- SUPPLIED INFORMATION -

*****

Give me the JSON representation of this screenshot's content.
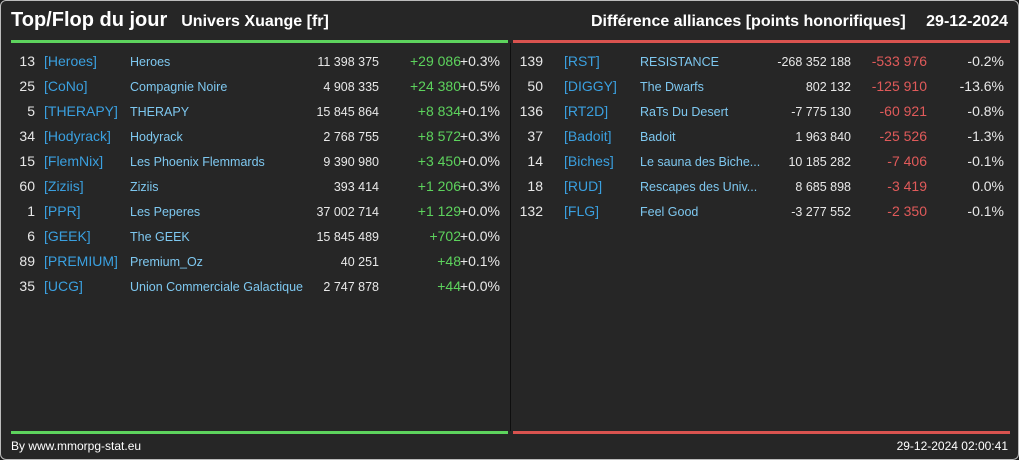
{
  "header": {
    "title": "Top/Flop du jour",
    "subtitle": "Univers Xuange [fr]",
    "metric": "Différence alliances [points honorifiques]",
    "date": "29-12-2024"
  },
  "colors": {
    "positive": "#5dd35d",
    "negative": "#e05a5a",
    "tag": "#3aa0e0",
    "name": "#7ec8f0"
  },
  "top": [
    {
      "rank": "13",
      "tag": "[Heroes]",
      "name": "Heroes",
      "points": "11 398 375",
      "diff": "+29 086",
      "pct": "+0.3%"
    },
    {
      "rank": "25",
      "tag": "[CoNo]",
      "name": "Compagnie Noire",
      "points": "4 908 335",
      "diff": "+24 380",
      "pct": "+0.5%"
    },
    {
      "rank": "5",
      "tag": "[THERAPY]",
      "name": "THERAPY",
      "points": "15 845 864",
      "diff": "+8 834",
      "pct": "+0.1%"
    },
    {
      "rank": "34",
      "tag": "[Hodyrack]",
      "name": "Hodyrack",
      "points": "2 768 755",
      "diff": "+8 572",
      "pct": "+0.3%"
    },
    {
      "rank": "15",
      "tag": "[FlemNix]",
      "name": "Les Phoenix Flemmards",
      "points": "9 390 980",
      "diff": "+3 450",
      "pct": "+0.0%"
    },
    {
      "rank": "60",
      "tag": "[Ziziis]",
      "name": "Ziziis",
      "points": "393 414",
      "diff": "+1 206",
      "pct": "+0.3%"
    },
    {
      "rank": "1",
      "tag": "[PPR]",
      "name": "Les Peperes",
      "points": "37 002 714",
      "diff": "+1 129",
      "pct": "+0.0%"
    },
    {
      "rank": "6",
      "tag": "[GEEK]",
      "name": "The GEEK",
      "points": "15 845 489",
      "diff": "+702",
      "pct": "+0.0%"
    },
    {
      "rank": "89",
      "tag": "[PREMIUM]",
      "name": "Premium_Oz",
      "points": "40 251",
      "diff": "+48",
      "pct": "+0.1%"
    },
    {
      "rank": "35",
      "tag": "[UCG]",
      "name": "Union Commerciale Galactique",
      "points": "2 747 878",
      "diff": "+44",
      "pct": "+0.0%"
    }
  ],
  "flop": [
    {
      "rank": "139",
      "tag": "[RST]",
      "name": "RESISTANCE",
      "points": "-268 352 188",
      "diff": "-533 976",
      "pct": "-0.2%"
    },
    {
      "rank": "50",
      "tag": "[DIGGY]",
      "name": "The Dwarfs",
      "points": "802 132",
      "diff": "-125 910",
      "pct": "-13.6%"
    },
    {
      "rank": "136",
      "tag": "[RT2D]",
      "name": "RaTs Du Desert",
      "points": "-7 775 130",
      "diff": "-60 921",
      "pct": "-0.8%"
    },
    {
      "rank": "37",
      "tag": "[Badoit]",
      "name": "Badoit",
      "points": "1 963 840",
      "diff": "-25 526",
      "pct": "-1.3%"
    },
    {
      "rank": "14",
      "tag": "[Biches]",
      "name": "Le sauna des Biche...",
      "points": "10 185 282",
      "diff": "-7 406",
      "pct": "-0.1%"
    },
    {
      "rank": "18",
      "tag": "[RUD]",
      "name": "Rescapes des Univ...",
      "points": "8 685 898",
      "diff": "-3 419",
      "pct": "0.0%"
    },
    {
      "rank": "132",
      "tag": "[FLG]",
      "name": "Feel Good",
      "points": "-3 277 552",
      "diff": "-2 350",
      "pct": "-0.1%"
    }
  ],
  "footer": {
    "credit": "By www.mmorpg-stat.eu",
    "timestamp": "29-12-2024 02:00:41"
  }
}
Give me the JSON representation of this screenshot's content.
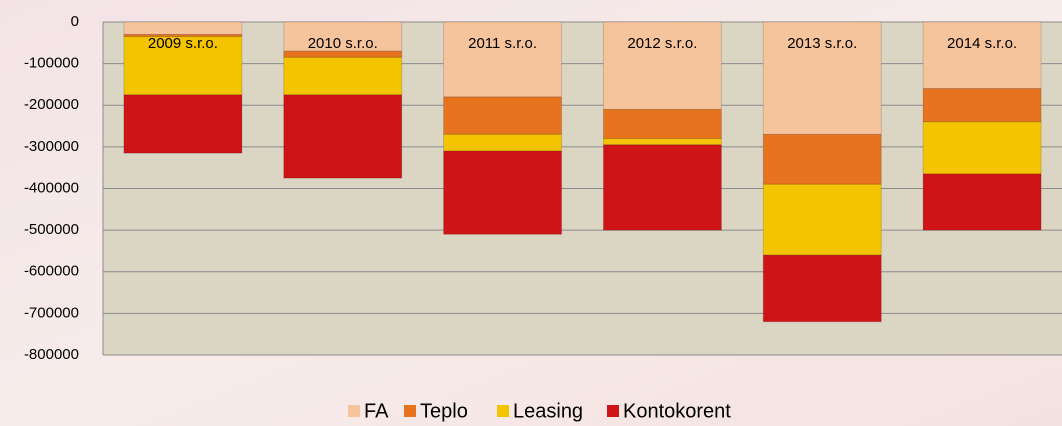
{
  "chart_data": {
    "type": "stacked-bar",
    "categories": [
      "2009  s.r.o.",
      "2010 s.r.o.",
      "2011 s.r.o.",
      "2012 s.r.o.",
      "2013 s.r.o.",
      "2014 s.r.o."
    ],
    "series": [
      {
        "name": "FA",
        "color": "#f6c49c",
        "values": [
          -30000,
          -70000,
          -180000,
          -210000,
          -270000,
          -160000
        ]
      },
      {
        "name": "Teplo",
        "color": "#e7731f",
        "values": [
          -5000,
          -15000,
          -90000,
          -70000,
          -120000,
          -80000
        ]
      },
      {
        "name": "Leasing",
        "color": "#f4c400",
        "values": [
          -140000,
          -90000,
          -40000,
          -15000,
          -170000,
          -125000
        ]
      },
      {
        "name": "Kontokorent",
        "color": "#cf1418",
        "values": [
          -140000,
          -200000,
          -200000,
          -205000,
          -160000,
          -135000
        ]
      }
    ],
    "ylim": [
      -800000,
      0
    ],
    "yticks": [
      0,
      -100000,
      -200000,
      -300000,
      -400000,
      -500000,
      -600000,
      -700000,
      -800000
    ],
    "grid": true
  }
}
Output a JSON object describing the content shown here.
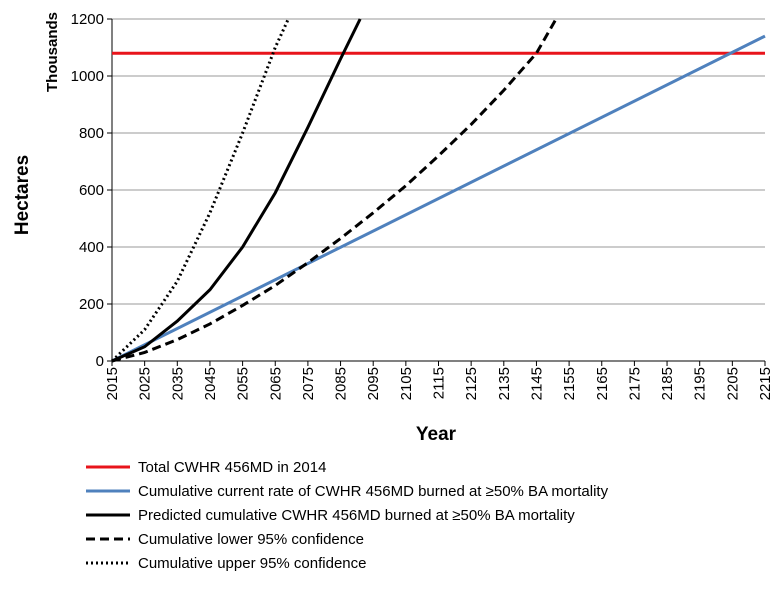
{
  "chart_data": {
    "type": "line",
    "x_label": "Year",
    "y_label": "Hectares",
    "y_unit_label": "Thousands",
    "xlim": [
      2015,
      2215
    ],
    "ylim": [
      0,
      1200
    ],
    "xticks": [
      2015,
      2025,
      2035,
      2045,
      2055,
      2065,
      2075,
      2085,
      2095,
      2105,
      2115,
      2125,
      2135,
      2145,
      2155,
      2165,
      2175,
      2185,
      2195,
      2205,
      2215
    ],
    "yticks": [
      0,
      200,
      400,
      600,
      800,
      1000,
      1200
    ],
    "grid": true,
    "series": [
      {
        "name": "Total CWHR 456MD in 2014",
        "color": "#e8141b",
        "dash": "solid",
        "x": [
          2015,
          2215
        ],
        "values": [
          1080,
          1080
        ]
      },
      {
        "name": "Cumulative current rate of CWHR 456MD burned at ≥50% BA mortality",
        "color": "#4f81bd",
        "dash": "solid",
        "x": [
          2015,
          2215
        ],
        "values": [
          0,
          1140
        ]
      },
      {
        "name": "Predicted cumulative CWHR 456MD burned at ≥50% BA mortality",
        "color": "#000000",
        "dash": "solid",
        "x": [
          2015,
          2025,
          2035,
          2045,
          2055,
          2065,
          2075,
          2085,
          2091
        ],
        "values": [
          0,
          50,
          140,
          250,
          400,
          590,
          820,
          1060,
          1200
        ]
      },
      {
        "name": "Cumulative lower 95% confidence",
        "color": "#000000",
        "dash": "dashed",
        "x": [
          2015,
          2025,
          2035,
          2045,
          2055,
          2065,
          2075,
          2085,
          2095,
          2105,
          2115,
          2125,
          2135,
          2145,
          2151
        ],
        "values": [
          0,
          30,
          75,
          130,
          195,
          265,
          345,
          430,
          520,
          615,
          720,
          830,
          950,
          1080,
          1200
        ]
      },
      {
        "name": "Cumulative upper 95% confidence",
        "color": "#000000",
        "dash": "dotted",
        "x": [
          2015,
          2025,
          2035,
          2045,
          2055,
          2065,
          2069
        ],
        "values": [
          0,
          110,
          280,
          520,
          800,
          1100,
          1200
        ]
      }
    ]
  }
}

*****

- TASK TO CARRY OUT -
Using the records above, list each line that includes "burned".

- RESPONSE BELOW -
        "name": "Cumulative current rate of CWHR 456MD burned at ≥50% BA mortality",
        "name": "Predicted cumulative CWHR 456MD burned at ≥50% BA mortality",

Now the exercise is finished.